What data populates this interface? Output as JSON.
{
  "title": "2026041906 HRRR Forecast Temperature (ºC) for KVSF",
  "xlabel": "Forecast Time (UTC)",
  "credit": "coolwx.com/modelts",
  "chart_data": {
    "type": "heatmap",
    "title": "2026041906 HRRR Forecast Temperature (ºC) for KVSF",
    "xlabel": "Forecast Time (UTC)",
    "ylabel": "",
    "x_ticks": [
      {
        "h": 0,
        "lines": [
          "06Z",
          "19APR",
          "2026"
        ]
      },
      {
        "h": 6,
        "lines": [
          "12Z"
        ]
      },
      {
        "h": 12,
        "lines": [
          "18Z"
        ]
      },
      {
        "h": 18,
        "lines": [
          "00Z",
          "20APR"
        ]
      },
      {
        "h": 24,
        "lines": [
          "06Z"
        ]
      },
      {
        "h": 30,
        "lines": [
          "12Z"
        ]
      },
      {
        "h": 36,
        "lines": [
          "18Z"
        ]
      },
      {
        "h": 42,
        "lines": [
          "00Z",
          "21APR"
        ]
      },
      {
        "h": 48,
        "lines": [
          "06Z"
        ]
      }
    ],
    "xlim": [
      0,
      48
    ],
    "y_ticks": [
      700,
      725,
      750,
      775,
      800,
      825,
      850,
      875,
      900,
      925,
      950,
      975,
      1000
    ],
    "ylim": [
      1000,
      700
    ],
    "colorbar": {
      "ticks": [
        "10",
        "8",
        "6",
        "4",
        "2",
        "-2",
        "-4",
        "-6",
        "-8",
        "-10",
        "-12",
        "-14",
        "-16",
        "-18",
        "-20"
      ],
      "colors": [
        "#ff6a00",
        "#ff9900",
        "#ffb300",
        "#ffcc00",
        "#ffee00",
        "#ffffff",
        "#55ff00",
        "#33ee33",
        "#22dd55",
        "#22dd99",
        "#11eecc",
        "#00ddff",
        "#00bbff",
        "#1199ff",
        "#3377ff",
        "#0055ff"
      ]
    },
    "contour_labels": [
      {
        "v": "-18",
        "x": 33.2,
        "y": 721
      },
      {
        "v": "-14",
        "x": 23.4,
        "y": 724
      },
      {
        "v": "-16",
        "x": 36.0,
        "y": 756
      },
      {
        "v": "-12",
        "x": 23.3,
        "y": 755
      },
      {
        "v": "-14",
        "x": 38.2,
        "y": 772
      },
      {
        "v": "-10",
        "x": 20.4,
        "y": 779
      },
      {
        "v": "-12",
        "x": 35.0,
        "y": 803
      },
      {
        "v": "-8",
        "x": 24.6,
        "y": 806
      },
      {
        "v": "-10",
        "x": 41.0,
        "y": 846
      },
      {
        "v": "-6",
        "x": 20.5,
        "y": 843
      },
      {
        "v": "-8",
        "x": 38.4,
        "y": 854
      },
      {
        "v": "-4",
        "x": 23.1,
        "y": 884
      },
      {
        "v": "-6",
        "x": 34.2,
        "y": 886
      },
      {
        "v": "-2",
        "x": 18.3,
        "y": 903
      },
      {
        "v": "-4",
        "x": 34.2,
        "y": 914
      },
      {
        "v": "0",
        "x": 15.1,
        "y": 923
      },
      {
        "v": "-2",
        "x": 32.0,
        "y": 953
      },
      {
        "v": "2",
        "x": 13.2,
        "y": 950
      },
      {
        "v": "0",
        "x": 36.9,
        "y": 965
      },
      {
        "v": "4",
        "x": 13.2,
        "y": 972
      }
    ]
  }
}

...

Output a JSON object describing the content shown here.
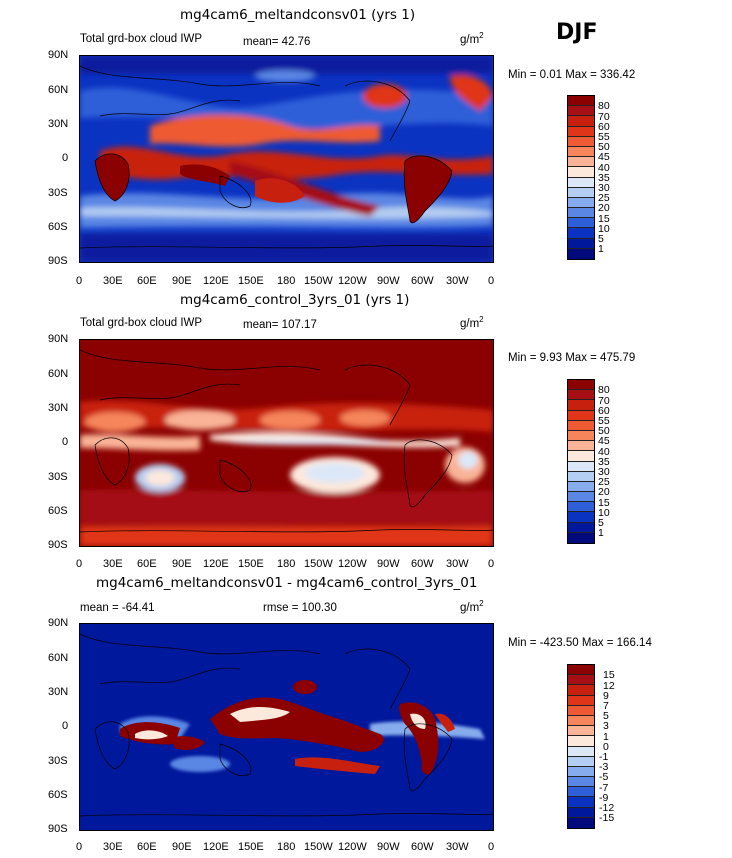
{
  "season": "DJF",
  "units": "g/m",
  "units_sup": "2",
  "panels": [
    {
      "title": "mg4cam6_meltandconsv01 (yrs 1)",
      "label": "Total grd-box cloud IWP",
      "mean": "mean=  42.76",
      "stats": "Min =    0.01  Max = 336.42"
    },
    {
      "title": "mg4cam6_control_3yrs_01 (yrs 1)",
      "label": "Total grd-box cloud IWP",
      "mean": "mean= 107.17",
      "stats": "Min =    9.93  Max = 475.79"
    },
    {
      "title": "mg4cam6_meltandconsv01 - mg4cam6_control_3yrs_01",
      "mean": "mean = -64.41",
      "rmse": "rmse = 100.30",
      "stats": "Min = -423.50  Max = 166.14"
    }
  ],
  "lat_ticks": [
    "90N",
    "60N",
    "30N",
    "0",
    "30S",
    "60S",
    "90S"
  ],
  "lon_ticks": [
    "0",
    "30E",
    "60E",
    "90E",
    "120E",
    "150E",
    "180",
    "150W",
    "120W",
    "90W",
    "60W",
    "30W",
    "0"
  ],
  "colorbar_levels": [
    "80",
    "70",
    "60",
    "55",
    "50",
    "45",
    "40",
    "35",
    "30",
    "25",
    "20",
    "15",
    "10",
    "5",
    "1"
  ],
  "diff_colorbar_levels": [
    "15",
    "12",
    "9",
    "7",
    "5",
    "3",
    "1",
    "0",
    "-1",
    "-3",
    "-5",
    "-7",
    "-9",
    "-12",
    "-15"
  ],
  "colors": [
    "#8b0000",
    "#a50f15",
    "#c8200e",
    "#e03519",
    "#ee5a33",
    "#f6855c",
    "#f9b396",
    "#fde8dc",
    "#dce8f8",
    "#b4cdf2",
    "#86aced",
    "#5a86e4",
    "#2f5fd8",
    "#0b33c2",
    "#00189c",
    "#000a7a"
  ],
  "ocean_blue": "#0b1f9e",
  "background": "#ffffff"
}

EXERCISE: Report how many lines hold the string "xlabel", giving the number and nothing else.

REPLY TO THE EXERCISE: 2